Data entries for graphics:
++++++

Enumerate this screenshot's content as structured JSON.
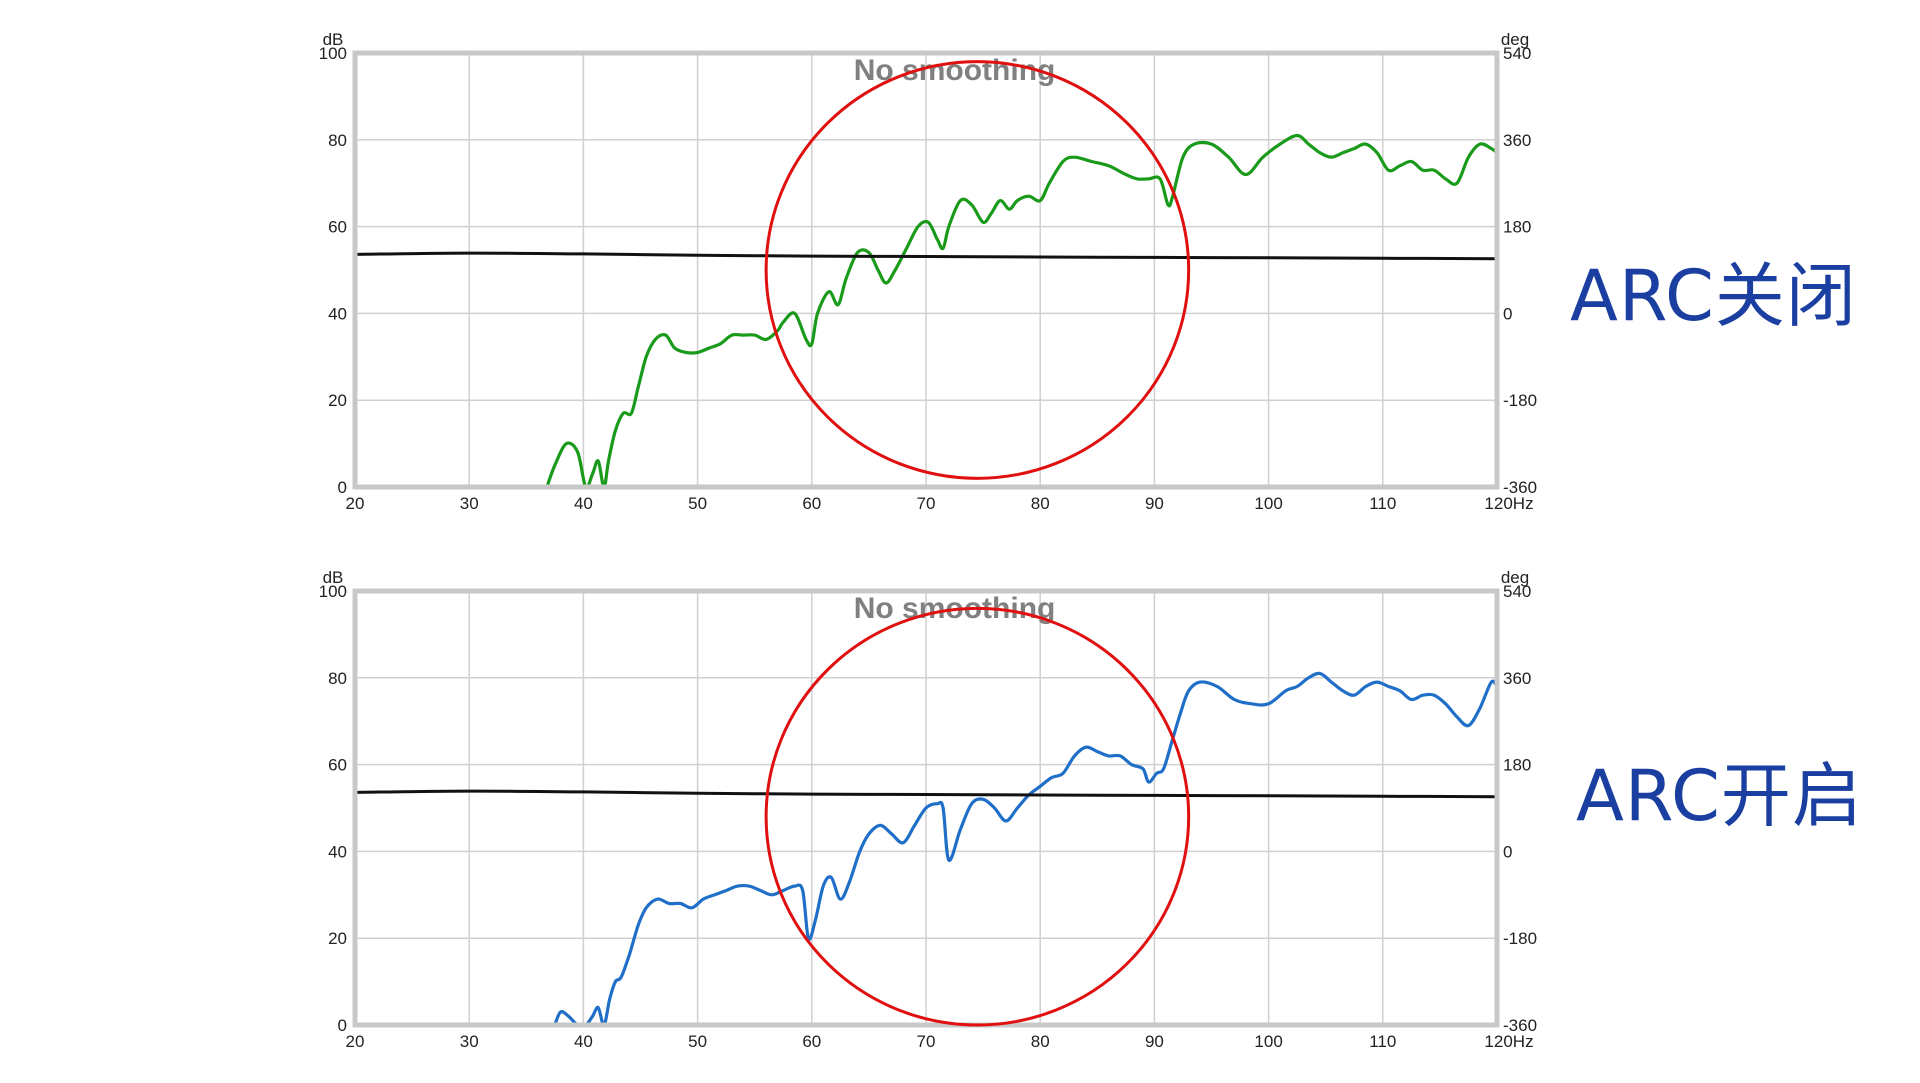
{
  "side_labels": {
    "top": "ARC关闭",
    "bottom": "ARC开启"
  },
  "colors": {
    "top_series": "#1a9a1a",
    "bottom_series": "#1f6fc8",
    "reference": "#111111",
    "circle": "#e01010",
    "grid": "#d0d0d0",
    "title": "#808080"
  },
  "chart_data": [
    {
      "type": "line",
      "title": "No smoothing",
      "xlabel": "Hz",
      "ylabel": "dB",
      "y2label": "deg",
      "xlim": [
        20,
        120
      ],
      "ylim": [
        0,
        100
      ],
      "y2lim": [
        -360,
        540
      ],
      "x_ticks": [
        "20",
        "30",
        "40",
        "50",
        "60",
        "70",
        "80",
        "90",
        "100",
        "110",
        "120"
      ],
      "y_ticks": [
        "0",
        "20",
        "40",
        "60",
        "80",
        "100"
      ],
      "y2_ticks": [
        "-360",
        "-180",
        "0",
        "180",
        "360",
        "540"
      ],
      "grid": true,
      "annotation": {
        "shape": "circle",
        "center": [
          74.5,
          50
        ],
        "rx_units": 18.5,
        "ry_units": 48
      },
      "series": [
        {
          "role": "response",
          "x": [
            36.8,
            37.5,
            38.5,
            39.5,
            40.2,
            40.8,
            41.3,
            41.8,
            42.2,
            42.8,
            43.5,
            44.2,
            44.8,
            45.5,
            46.3,
            47.2,
            48.0,
            49.0,
            50.0,
            51.0,
            52.0,
            53.0,
            54.0,
            55.0,
            56.0,
            57.0,
            57.5,
            58.5,
            59.5,
            60.0,
            60.5,
            61.5,
            62.3,
            63.0,
            64.0,
            65.0,
            65.8,
            66.5,
            67.3,
            68.3,
            69.3,
            70.2,
            71.0,
            71.5,
            72.0,
            73.0,
            74.0,
            75.0,
            75.7,
            76.5,
            77.3,
            78.0,
            79.0,
            80.0,
            80.8,
            82.0,
            83.0,
            84.5,
            86.0,
            87.5,
            88.5,
            89.5,
            90.5,
            91.2,
            91.6,
            92.5,
            93.5,
            95.0,
            96.5,
            98.0,
            99.5,
            101.0,
            102.5,
            103.5,
            104.5,
            105.5,
            106.5,
            107.5,
            108.5,
            109.5,
            110.5,
            111.5,
            112.5,
            113.5,
            114.5,
            115.5,
            116.5,
            117.5,
            118.5,
            119.5,
            120.0
          ],
          "y": [
            0,
            5,
            10,
            8,
            0,
            3,
            6,
            0,
            6,
            13,
            17,
            17,
            23,
            30,
            34,
            35,
            32,
            31,
            31,
            32,
            33,
            35,
            35,
            35,
            34,
            36,
            38,
            40,
            34,
            33,
            40,
            45,
            42,
            48,
            54,
            54,
            50,
            47,
            50,
            55,
            60,
            61,
            57,
            55,
            60,
            66,
            65,
            61,
            63,
            66,
            64,
            66,
            67,
            66,
            70,
            75,
            76,
            75,
            74,
            72,
            71,
            71,
            71,
            65,
            67,
            76,
            79,
            79,
            76,
            72,
            76,
            79,
            81,
            79,
            77,
            76,
            77,
            78,
            79,
            77,
            73,
            74,
            75,
            73,
            73,
            71,
            70,
            76,
            79,
            78,
            77
          ]
        },
        {
          "role": "reference",
          "x": [
            20,
            30,
            40,
            50,
            60,
            70,
            80,
            90,
            100,
            110,
            120
          ],
          "y": [
            53.6,
            53.9,
            53.7,
            53.4,
            53.2,
            53.1,
            53.0,
            52.9,
            52.8,
            52.7,
            52.6
          ]
        }
      ]
    },
    {
      "type": "line",
      "title": "No smoothing",
      "xlabel": "Hz",
      "ylabel": "dB",
      "y2label": "deg",
      "xlim": [
        20,
        120
      ],
      "ylim": [
        0,
        100
      ],
      "y2lim": [
        -360,
        540
      ],
      "x_ticks": [
        "20",
        "30",
        "40",
        "50",
        "60",
        "70",
        "80",
        "90",
        "100",
        "110",
        "120"
      ],
      "y_ticks": [
        "0",
        "20",
        "40",
        "60",
        "80",
        "100"
      ],
      "y2_ticks": [
        "-360",
        "-180",
        "0",
        "180",
        "360",
        "540"
      ],
      "grid": true,
      "annotation": {
        "shape": "circle",
        "center": [
          74.5,
          48
        ],
        "rx_units": 18.5,
        "ry_units": 48
      },
      "series": [
        {
          "role": "response",
          "x": [
            37.5,
            38.0,
            38.7,
            39.5,
            40.2,
            40.8,
            41.3,
            41.8,
            42.3,
            42.8,
            43.3,
            44.0,
            44.8,
            45.5,
            46.5,
            47.5,
            48.5,
            49.5,
            50.5,
            51.5,
            52.5,
            53.5,
            54.5,
            55.5,
            56.5,
            57.5,
            58.5,
            59.2,
            59.7,
            60.3,
            61.0,
            61.7,
            62.5,
            63.3,
            64.2,
            65.0,
            66.0,
            67.0,
            68.0,
            69.0,
            70.0,
            71.0,
            71.5,
            72.0,
            73.0,
            74.0,
            75.0,
            76.0,
            77.0,
            78.0,
            79.0,
            80.0,
            81.0,
            82.0,
            83.0,
            84.0,
            85.0,
            86.0,
            87.0,
            88.0,
            89.0,
            89.5,
            90.2,
            90.8,
            91.5,
            92.3,
            93.0,
            94.0,
            95.5,
            97.0,
            98.5,
            100.0,
            101.5,
            102.5,
            103.5,
            104.5,
            105.5,
            106.5,
            107.5,
            108.5,
            109.5,
            110.5,
            111.5,
            112.5,
            113.5,
            114.5,
            115.5,
            116.5,
            117.5,
            118.5,
            119.5,
            120.0
          ],
          "y": [
            0,
            3,
            2,
            0,
            0,
            2,
            4,
            0,
            6,
            10,
            11,
            16,
            23,
            27,
            29,
            28,
            28,
            27,
            29,
            30,
            31,
            32,
            32,
            31,
            30,
            31,
            32,
            31,
            20,
            24,
            32,
            34,
            29,
            33,
            40,
            44,
            46,
            44,
            42,
            46,
            50,
            51,
            50,
            38,
            45,
            51,
            52,
            50,
            47,
            50,
            53,
            55,
            57,
            58,
            62,
            64,
            63,
            62,
            62,
            60,
            59,
            56,
            58,
            59,
            65,
            72,
            77,
            79,
            78,
            75,
            74,
            74,
            77,
            78,
            80,
            81,
            79,
            77,
            76,
            78,
            79,
            78,
            77,
            75,
            76,
            76,
            74,
            71,
            69,
            73,
            79,
            78
          ]
        },
        {
          "role": "reference",
          "x": [
            20,
            30,
            40,
            50,
            60,
            70,
            80,
            90,
            100,
            110,
            120
          ],
          "y": [
            53.6,
            53.9,
            53.7,
            53.4,
            53.2,
            53.1,
            53.0,
            52.9,
            52.8,
            52.7,
            52.6
          ]
        }
      ]
    }
  ]
}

++++++

- Problem description
Retype the records exactly. Any image in them should not appear in what you write.

- Solution to this exercise
Enumerate this screenshot's content as structured JSON.
{
  "side_labels": {
    "top": "ARC关闭",
    "bottom": "ARC开启"
  },
  "colors": {
    "top_series": "#1a9a1a",
    "bottom_series": "#1f6fc8",
    "reference": "#111111",
    "circle": "#e01010",
    "grid": "#d0d0d0",
    "title": "#808080"
  },
  "chart_data": [
    {
      "type": "line",
      "title": "No smoothing",
      "xlabel": "Hz",
      "ylabel": "dB",
      "y2label": "deg",
      "xlim": [
        20,
        120
      ],
      "ylim": [
        0,
        100
      ],
      "y2lim": [
        -360,
        540
      ],
      "x_ticks": [
        "20",
        "30",
        "40",
        "50",
        "60",
        "70",
        "80",
        "90",
        "100",
        "110",
        "120"
      ],
      "y_ticks": [
        "0",
        "20",
        "40",
        "60",
        "80",
        "100"
      ],
      "y2_ticks": [
        "-360",
        "-180",
        "0",
        "180",
        "360",
        "540"
      ],
      "grid": true,
      "annotation": {
        "shape": "circle",
        "center": [
          74.5,
          50
        ],
        "rx_units": 18.5,
        "ry_units": 48
      },
      "series": [
        {
          "role": "response",
          "x": [
            36.8,
            37.5,
            38.5,
            39.5,
            40.2,
            40.8,
            41.3,
            41.8,
            42.2,
            42.8,
            43.5,
            44.2,
            44.8,
            45.5,
            46.3,
            47.2,
            48.0,
            49.0,
            50.0,
            51.0,
            52.0,
            53.0,
            54.0,
            55.0,
            56.0,
            57.0,
            57.5,
            58.5,
            59.5,
            60.0,
            60.5,
            61.5,
            62.3,
            63.0,
            64.0,
            65.0,
            65.8,
            66.5,
            67.3,
            68.3,
            69.3,
            70.2,
            71.0,
            71.5,
            72.0,
            73.0,
            74.0,
            75.0,
            75.7,
            76.5,
            77.3,
            78.0,
            79.0,
            80.0,
            80.8,
            82.0,
            83.0,
            84.5,
            86.0,
            87.5,
            88.5,
            89.5,
            90.5,
            91.2,
            91.6,
            92.5,
            93.5,
            95.0,
            96.5,
            98.0,
            99.5,
            101.0,
            102.5,
            103.5,
            104.5,
            105.5,
            106.5,
            107.5,
            108.5,
            109.5,
            110.5,
            111.5,
            112.5,
            113.5,
            114.5,
            115.5,
            116.5,
            117.5,
            118.5,
            119.5,
            120.0
          ],
          "y": [
            0,
            5,
            10,
            8,
            0,
            3,
            6,
            0,
            6,
            13,
            17,
            17,
            23,
            30,
            34,
            35,
            32,
            31,
            31,
            32,
            33,
            35,
            35,
            35,
            34,
            36,
            38,
            40,
            34,
            33,
            40,
            45,
            42,
            48,
            54,
            54,
            50,
            47,
            50,
            55,
            60,
            61,
            57,
            55,
            60,
            66,
            65,
            61,
            63,
            66,
            64,
            66,
            67,
            66,
            70,
            75,
            76,
            75,
            74,
            72,
            71,
            71,
            71,
            65,
            67,
            76,
            79,
            79,
            76,
            72,
            76,
            79,
            81,
            79,
            77,
            76,
            77,
            78,
            79,
            77,
            73,
            74,
            75,
            73,
            73,
            71,
            70,
            76,
            79,
            78,
            77
          ]
        },
        {
          "role": "reference",
          "x": [
            20,
            30,
            40,
            50,
            60,
            70,
            80,
            90,
            100,
            110,
            120
          ],
          "y": [
            53.6,
            53.9,
            53.7,
            53.4,
            53.2,
            53.1,
            53.0,
            52.9,
            52.8,
            52.7,
            52.6
          ]
        }
      ]
    },
    {
      "type": "line",
      "title": "No smoothing",
      "xlabel": "Hz",
      "ylabel": "dB",
      "y2label": "deg",
      "xlim": [
        20,
        120
      ],
      "ylim": [
        0,
        100
      ],
      "y2lim": [
        -360,
        540
      ],
      "x_ticks": [
        "20",
        "30",
        "40",
        "50",
        "60",
        "70",
        "80",
        "90",
        "100",
        "110",
        "120"
      ],
      "y_ticks": [
        "0",
        "20",
        "40",
        "60",
        "80",
        "100"
      ],
      "y2_ticks": [
        "-360",
        "-180",
        "0",
        "180",
        "360",
        "540"
      ],
      "grid": true,
      "annotation": {
        "shape": "circle",
        "center": [
          74.5,
          48
        ],
        "rx_units": 18.5,
        "ry_units": 48
      },
      "series": [
        {
          "role": "response",
          "x": [
            37.5,
            38.0,
            38.7,
            39.5,
            40.2,
            40.8,
            41.3,
            41.8,
            42.3,
            42.8,
            43.3,
            44.0,
            44.8,
            45.5,
            46.5,
            47.5,
            48.5,
            49.5,
            50.5,
            51.5,
            52.5,
            53.5,
            54.5,
            55.5,
            56.5,
            57.5,
            58.5,
            59.2,
            59.7,
            60.3,
            61.0,
            61.7,
            62.5,
            63.3,
            64.2,
            65.0,
            66.0,
            67.0,
            68.0,
            69.0,
            70.0,
            71.0,
            71.5,
            72.0,
            73.0,
            74.0,
            75.0,
            76.0,
            77.0,
            78.0,
            79.0,
            80.0,
            81.0,
            82.0,
            83.0,
            84.0,
            85.0,
            86.0,
            87.0,
            88.0,
            89.0,
            89.5,
            90.2,
            90.8,
            91.5,
            92.3,
            93.0,
            94.0,
            95.5,
            97.0,
            98.5,
            100.0,
            101.5,
            102.5,
            103.5,
            104.5,
            105.5,
            106.5,
            107.5,
            108.5,
            109.5,
            110.5,
            111.5,
            112.5,
            113.5,
            114.5,
            115.5,
            116.5,
            117.5,
            118.5,
            119.5,
            120.0
          ],
          "y": [
            0,
            3,
            2,
            0,
            0,
            2,
            4,
            0,
            6,
            10,
            11,
            16,
            23,
            27,
            29,
            28,
            28,
            27,
            29,
            30,
            31,
            32,
            32,
            31,
            30,
            31,
            32,
            31,
            20,
            24,
            32,
            34,
            29,
            33,
            40,
            44,
            46,
            44,
            42,
            46,
            50,
            51,
            50,
            38,
            45,
            51,
            52,
            50,
            47,
            50,
            53,
            55,
            57,
            58,
            62,
            64,
            63,
            62,
            62,
            60,
            59,
            56,
            58,
            59,
            65,
            72,
            77,
            79,
            78,
            75,
            74,
            74,
            77,
            78,
            80,
            81,
            79,
            77,
            76,
            78,
            79,
            78,
            77,
            75,
            76,
            76,
            74,
            71,
            69,
            73,
            79,
            78
          ]
        },
        {
          "role": "reference",
          "x": [
            20,
            30,
            40,
            50,
            60,
            70,
            80,
            90,
            100,
            110,
            120
          ],
          "y": [
            53.6,
            53.9,
            53.7,
            53.4,
            53.2,
            53.1,
            53.0,
            52.9,
            52.8,
            52.7,
            52.6
          ]
        }
      ]
    }
  ]
}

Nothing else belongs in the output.